**What this task involves**: Print the full listing exactly.

-- start of Data for processing --

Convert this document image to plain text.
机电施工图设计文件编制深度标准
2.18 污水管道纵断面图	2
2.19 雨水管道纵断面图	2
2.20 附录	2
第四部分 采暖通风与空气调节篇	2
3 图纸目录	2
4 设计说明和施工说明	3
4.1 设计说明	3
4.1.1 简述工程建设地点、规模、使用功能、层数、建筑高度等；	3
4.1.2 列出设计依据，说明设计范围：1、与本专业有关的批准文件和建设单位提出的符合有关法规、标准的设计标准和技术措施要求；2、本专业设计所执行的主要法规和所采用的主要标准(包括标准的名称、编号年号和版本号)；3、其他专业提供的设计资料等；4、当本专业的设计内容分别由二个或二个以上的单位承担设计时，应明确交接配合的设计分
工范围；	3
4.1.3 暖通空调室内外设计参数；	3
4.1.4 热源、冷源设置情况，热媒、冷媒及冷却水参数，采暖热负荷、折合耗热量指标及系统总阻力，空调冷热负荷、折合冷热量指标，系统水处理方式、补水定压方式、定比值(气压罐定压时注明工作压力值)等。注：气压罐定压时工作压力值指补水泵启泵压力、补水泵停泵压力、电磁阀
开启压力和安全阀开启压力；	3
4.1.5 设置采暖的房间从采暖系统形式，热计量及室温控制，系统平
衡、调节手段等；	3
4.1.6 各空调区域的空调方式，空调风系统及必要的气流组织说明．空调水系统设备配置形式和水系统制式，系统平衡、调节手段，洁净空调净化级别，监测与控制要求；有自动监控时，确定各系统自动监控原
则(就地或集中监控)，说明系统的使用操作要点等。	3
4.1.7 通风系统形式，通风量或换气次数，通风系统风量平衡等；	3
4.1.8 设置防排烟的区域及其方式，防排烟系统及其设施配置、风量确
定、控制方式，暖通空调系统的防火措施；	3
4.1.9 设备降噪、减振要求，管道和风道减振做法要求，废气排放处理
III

-- end of Data for processing --

**Solution for this problem**:
Convert this document image to plain text.
机电施工图设计文件编制深度标准
2.18 污水管道纵断面图	2
2.19 雨水管道纵断面图	2
2.20 附录	2
第四部分 采暖通风与空气调节篇	2
3 图纸目录	2
4 设计说明和施工说明	3
4.1 设计说明	3
4.1.1 简述工程建设地点、规模、使用功能、层数、建筑高度等；	3
4.1.2 列出设计依据，说明设计范围：1、与本专业有关的批准文件和建设单位提出的符合有关法规、标准的设计标准和技术措施要求；2、本专业设计所执行的主要法规和所采用的主要标准(包括标准的名称、编号年号和版本号)；3、其他专业提供的设计资料等；4、当本专业的设计内容分别由二个或二个以上的单位承担设计时，应明确交接配合的设计分
工范围；	3
4.1.3 暖通空调室内外设计参数；	3
4.1.4 热源、冷源设置情况，热媒、冷媒及冷却水参数，采暖热负荷、折合耗热量指标及系统总阻力，空调冷热负荷、折合冷热量指标，系统水处理方式、补水定压方式、定比值(气压罐定压时注明工作压力值)等。注：气压罐定压时工作压力值指补水泵启泵压力、补水泵停泵压力、电磁阀
开启压力和安全阀开启压力；	3
4.1.5 设置采暖的房间从采暖系统形式，热计量及室温控制，系统平
衡、调节手段等；	3
4.1.6 各空调区域的空调方式，空调风系统及必要的气流组织说明．空调水系统设备配置形式和水系统制式，系统平衡、调节手段，洁净空调净化级别，监测与控制要求；有自动监控时，确定各系统自动监控原
则(就地或集中监控)，说明系统的使用操作要点等。	3
4.1.7 通风系统形式，通风量或换气次数，通风系统风量平衡等；	3
4.1.8 设置防排烟的区域及其方式，防排烟系统及其设施配置、风量确
定、控制方式，暖通空调系统的防火措施；	3
4.1.9 设备降噪、减振要求，管道和风道减振做法要求，废气排放处理
III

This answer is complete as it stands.